Written instruction: Pick out the lines containing "triangle".

########

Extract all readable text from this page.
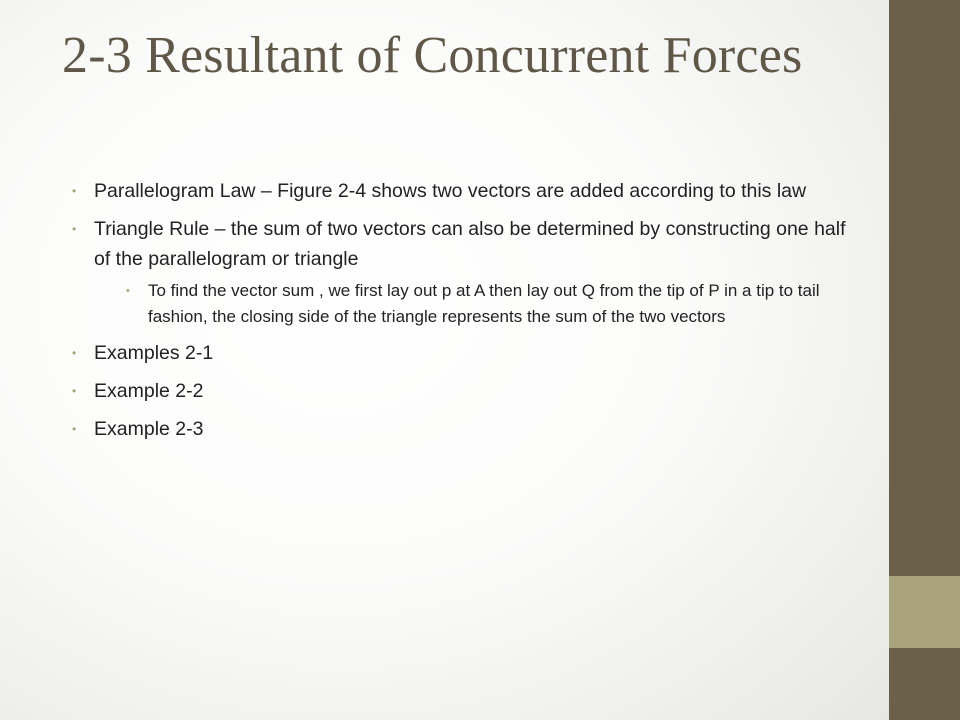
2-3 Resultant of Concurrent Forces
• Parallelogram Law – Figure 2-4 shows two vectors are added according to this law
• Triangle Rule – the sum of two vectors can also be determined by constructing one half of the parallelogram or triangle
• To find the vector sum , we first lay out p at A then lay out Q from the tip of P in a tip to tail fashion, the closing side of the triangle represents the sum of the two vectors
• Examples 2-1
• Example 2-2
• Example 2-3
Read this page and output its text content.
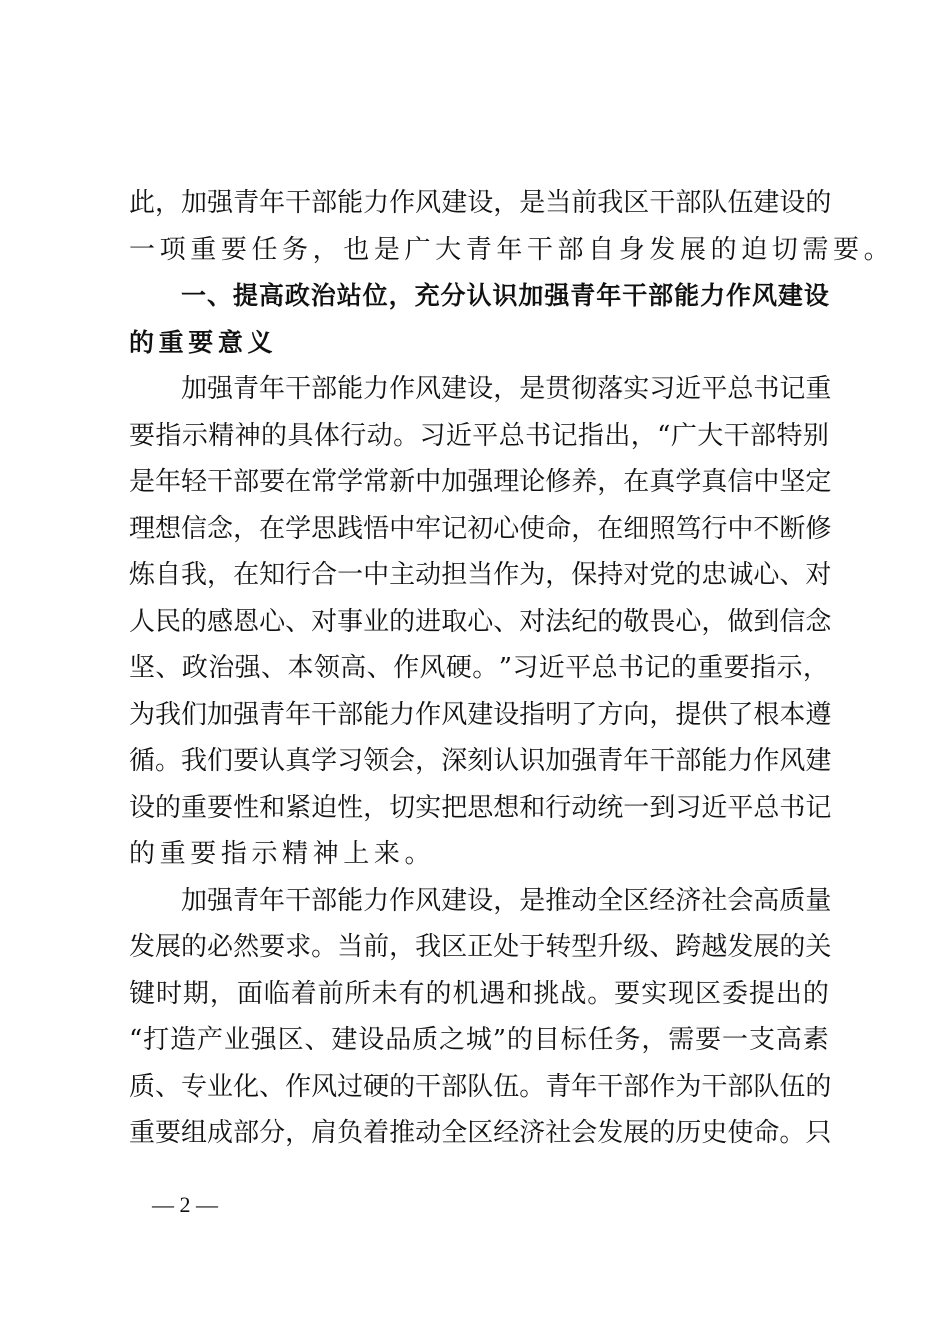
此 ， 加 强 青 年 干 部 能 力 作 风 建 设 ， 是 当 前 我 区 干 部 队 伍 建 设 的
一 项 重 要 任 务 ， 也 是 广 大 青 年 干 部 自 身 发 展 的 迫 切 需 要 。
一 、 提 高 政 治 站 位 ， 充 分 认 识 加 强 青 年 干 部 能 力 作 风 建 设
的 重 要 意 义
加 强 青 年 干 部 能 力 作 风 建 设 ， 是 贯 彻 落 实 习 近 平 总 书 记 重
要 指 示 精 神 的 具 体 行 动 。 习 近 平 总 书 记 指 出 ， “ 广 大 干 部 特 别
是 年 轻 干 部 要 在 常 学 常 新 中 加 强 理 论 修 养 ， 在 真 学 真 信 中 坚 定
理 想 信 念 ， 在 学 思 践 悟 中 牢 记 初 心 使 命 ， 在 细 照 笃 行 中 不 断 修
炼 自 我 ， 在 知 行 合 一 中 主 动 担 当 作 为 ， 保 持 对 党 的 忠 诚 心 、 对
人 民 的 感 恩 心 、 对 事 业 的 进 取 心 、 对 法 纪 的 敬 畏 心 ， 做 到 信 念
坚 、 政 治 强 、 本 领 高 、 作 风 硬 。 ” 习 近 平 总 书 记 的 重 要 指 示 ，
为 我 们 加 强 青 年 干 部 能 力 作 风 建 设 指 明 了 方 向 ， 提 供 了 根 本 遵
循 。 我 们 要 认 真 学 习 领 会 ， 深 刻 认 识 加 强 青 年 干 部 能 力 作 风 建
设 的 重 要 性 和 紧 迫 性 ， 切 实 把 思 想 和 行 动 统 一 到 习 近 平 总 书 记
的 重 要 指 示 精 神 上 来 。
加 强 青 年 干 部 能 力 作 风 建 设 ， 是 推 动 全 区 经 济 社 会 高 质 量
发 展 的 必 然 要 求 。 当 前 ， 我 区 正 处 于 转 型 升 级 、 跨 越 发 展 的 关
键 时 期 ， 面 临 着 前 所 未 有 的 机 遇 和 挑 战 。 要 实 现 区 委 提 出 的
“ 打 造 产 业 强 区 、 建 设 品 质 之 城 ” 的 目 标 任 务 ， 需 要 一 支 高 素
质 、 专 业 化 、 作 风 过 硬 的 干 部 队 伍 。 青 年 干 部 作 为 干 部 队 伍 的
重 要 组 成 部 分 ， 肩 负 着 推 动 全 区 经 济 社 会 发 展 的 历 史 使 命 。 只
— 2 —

########

Completed exercise:
• Triangle Rule – the sum of two vectors can also be determined by constructing one half of the parallelogram or triangle
• To find the vector sum , we first lay out p at A then lay out Q from the tip of P in a tip to tail fashion, the closing side of the triangle represents the sum of the two vectors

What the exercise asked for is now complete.